- PROMPT: Copy every entry below line for line, without any changes, and leave out the pictures.

Dataset items:
-*-

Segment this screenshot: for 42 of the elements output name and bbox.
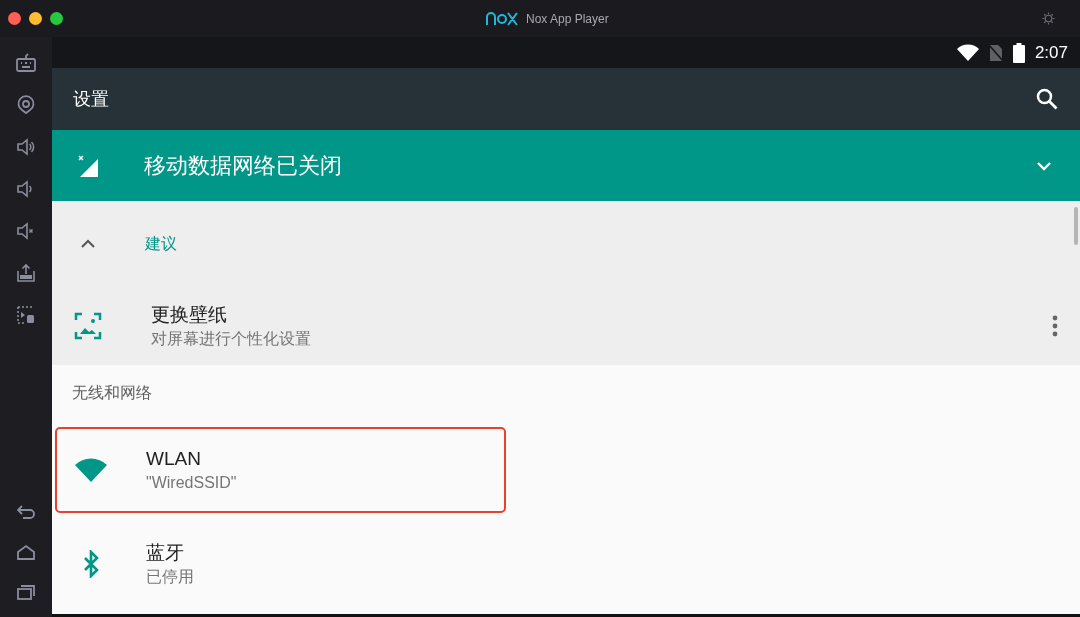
collapse-icon[interactable]: [80, 239, 96, 249]
section-header: 建议: [145, 234, 177, 254]
mobile-data-banner[interactable]: 移动数据网络已关闭: [52, 130, 1080, 201]
search-icon[interactable]: [1035, 87, 1059, 111]
back-icon[interactable]: [16, 503, 36, 521]
volume-up-icon[interactable]: [16, 137, 36, 157]
settings-icon[interactable]: [1042, 12, 1055, 25]
apk-install-icon[interactable]: [16, 263, 36, 283]
maximize-button[interactable]: [50, 12, 63, 25]
logo-icon: [486, 12, 518, 26]
no-sim-icon: [988, 43, 1003, 62]
recents-icon[interactable]: [16, 583, 36, 601]
section-header: 无线和网络: [71, 383, 153, 403]
battery-icon: [1012, 42, 1025, 63]
wifi-icon: [956, 44, 979, 61]
wifi-icon: [75, 458, 107, 482]
item-summary: 对屏幕进行个性化设置: [151, 329, 312, 349]
keyboard-icon[interactable]: [15, 53, 37, 73]
item-summary: 已停用: [146, 567, 194, 587]
scrollbar[interactable]: [1074, 207, 1078, 245]
close-button[interactable]: [8, 12, 21, 25]
chevron-icon[interactable]: [1036, 160, 1052, 171]
minimize-button[interactable]: [29, 12, 42, 25]
item-title: 蓝牙: [146, 541, 185, 565]
settings-item[interactable]: WLAN "WiredSSID": [55, 427, 506, 513]
item-title: 更换壁纸: [151, 303, 228, 327]
banner-title: 移动数据网络已关闭: [144, 152, 343, 180]
settings-item[interactable]: 蓝牙 已停用: [55, 521, 506, 607]
multi-instance-icon[interactable]: [16, 305, 36, 325]
suggestion-item[interactable]: 更换壁纸 对屏幕进行个性化设置: [52, 287, 1080, 365]
wallpaper-icon: [74, 312, 102, 340]
mobile-data-off-icon: [78, 154, 98, 177]
item-title: WLAN: [146, 447, 202, 471]
location-icon[interactable]: [16, 95, 36, 115]
bluetooth-icon: [83, 550, 99, 578]
status-time: 2:07: [1034, 41, 1068, 64]
mute-icon[interactable]: [16, 221, 36, 241]
app-bar-title: 设置: [73, 87, 109, 111]
window-title: Nox App Player: [526, 11, 609, 28]
item-summary: "WiredSSID": [146, 473, 237, 493]
home-icon[interactable]: [16, 543, 36, 561]
more-icon[interactable]: [1052, 315, 1058, 337]
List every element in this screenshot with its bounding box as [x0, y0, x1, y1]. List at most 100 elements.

-*-

- EXERCISE OUTPUT:
Segment this screenshot: for 42 of the elements output name and bbox.
collapse-icon[interactable]: [80, 239, 96, 249]
section-header: 建议: [145, 234, 177, 254]
mobile-data-banner[interactable]: 移动数据网络已关闭: [52, 130, 1080, 201]
search-icon[interactable]: [1035, 87, 1059, 111]
back-icon[interactable]: [16, 503, 36, 521]
volume-up-icon[interactable]: [16, 137, 36, 157]
settings-icon[interactable]: [1042, 12, 1055, 25]
apk-install-icon[interactable]: [16, 263, 36, 283]
maximize-button[interactable]: [50, 12, 63, 25]
logo-icon: [486, 12, 518, 26]
no-sim-icon: [988, 43, 1003, 62]
recents-icon[interactable]: [16, 583, 36, 601]
section-header: 无线和网络: [71, 383, 153, 403]
battery-icon: [1012, 42, 1025, 63]
wifi-icon: [956, 44, 979, 61]
wifi-icon: [75, 458, 107, 482]
item-summary: 对屏幕进行个性化设置: [151, 329, 312, 349]
keyboard-icon[interactable]: [15, 53, 37, 73]
item-summary: 已停用: [146, 567, 194, 587]
scrollbar[interactable]: [1074, 207, 1078, 245]
close-button[interactable]: [8, 12, 21, 25]
chevron-icon[interactable]: [1036, 160, 1052, 171]
minimize-button[interactable]: [29, 12, 42, 25]
item-title: 蓝牙: [146, 541, 185, 565]
settings-item[interactable]: WLAN "WiredSSID": [55, 427, 506, 513]
item-title: 更换壁纸: [151, 303, 228, 327]
banner-title: 移动数据网络已关闭: [144, 152, 343, 180]
settings-item[interactable]: 蓝牙 已停用: [55, 521, 506, 607]
multi-instance-icon[interactable]: [16, 305, 36, 325]
suggestion-item[interactable]: 更换壁纸 对屏幕进行个性化设置: [52, 287, 1080, 365]
wallpaper-icon: [74, 312, 102, 340]
mobile-data-off-icon: [78, 154, 98, 177]
item-title: WLAN: [146, 447, 202, 471]
location-icon[interactable]: [16, 95, 36, 115]
bluetooth-icon: [83, 550, 99, 578]
status-time: 2:07: [1034, 41, 1068, 64]
mute-icon[interactable]: [16, 221, 36, 241]
app-bar-title: 设置: [73, 87, 109, 111]
window-title: Nox App Player: [526, 11, 609, 28]
item-summary: "WiredSSID": [146, 473, 237, 493]
home-icon[interactable]: [16, 543, 36, 561]
more-icon[interactable]: [1052, 315, 1058, 337]
List every element in this screenshot with its bounding box as [x0, y0, x1, y1]. List at most 100 elements.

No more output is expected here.